*To be done:*
1. In the Mesos blog post, where and in what year was Apache Mesos created?
2. From the Mesos blog post, pull out the passage that begins at the words "The second and" and stops after "Science et al.".
3. List the companies that the Mesos blog post names as prominent users of Apache Mesos.

*Provided text:*

○ ○ ○ ○ ○

The second and previous blog in this six part series (@ http://www.vamsitalkstech.com/?p=4670) discussed technical challenges with running large scale Digital Applications on traditional datacenter architectures. In this third blog, we will deep dive into Apache Mesos, a project that aims to abstract away various system resources – CPU, memory, network and disk resources to provide consuming digital applications with a giant cluster from which they can utilize capacity.
Introduction and the need for Apache Mesos..
This blog has from time to time discussed how Digital applications are a combination of several different and broad technology paradigms – Big Data, Intelligent Middleware, Messaging, Business Process Management, Data Science et al.
Almost every enterprise Datacenter typically has clusters of multi-varied applications installed. Most traditional datacenters have used either physical or virtual machines (VMs) as the primary runtime unit to run such applications. These VMs are typically provisioned based on application asks and have applications deployed onto them. These VMs then are formed into logical clusters which are essentially a series of machines serving a given business application in an n-tier architecture.
As load increases on these servers, more VMs are provisioned into the cluster and so on. The challenge with this traditional model is that it is fairly static in nature in the sense that machines are preallocated to run certain kinds of workloads (databases, webservers, developer servers etc). The challenge with Digital and Cloud Native applications are that scaling needs to happen dynamically. These applications present various challenges and headaches that call for the Datacenter to be software defined as we discussed in the last blog below.
Apache Mesos is a project created at the University of California at Berkeley in 2010. It aims to solve this challenge of scaling clusters in a unique manner. Mesos acts as a layer that pools between several complex n-tier application platforms that leverage capabilities such as Hadoop, Middleware, Jenkins, Kafka, Spark, Machine Learning etc.
Mesos is to act as a centralized cluster manager by pooling together all the physical resources of the cluster and making it available as a single reservoir of highly available resources for all the different applications (or frameworks) to utilize.
The adoption of Apache Mesos has been primarily in the web scale arena. Prominent users include Twitter, Airbnb, eBay, Yelp and Apple. There is increased acceptance in the enterprise Fortune 100 with Verizon signing on in 2015 to use a Mesosphere DC/OS (based on Apache Mesos) for datacenter orchestration.
The Many Definitions of Mesos..

○ ○ ○ ○ ○

*Data extract:*
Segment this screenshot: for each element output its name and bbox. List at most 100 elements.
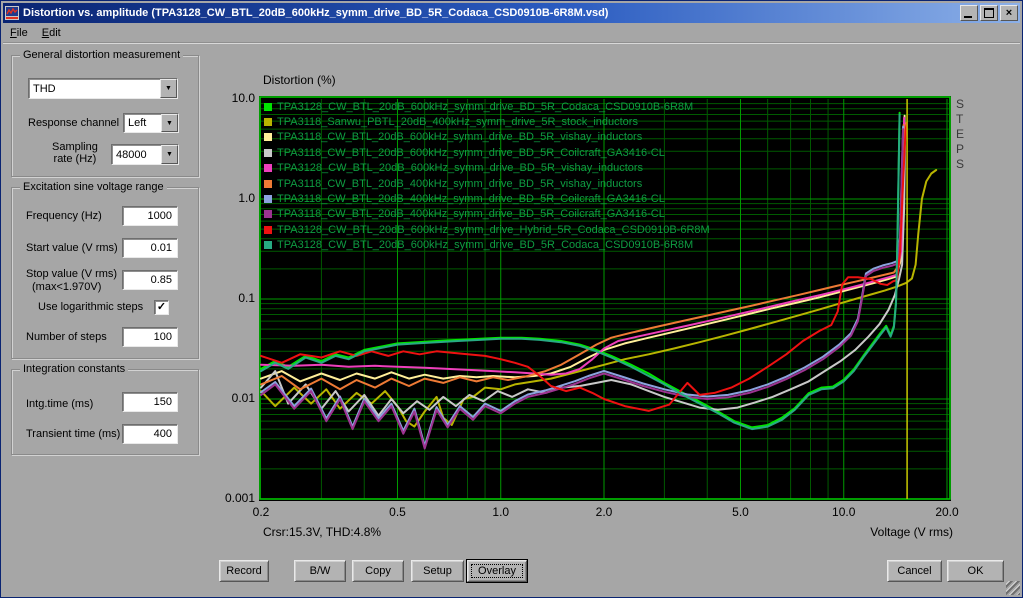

○ ○ ○ ○ ○

*Worked solutions:*
1. At the University of California at Berkeley in 2010.

2.
The second and previous blog in this six part series (@ http://www.vamsitalkstech.com/?p=4670) discussed technical challenges with running large scale Digital Applications on traditional datacenter architectures. In this third blog, we will deep dive into Apache Mesos, a project that aims to abstract away various system resources – CPU, memory, network and disk resources to provide consuming digital applications with a giant cluster from which they can utilize capacity.
Introduction and the need for Apache Mesos..
This blog has from time to time discussed how Digital applications are a combination of several different and broad technology paradigms – Big Data, Intelligent Middleware, Messaging, Business Process Management, Data Science et al.

3. Twitter, Airbnb, eBay, Yelp, Apple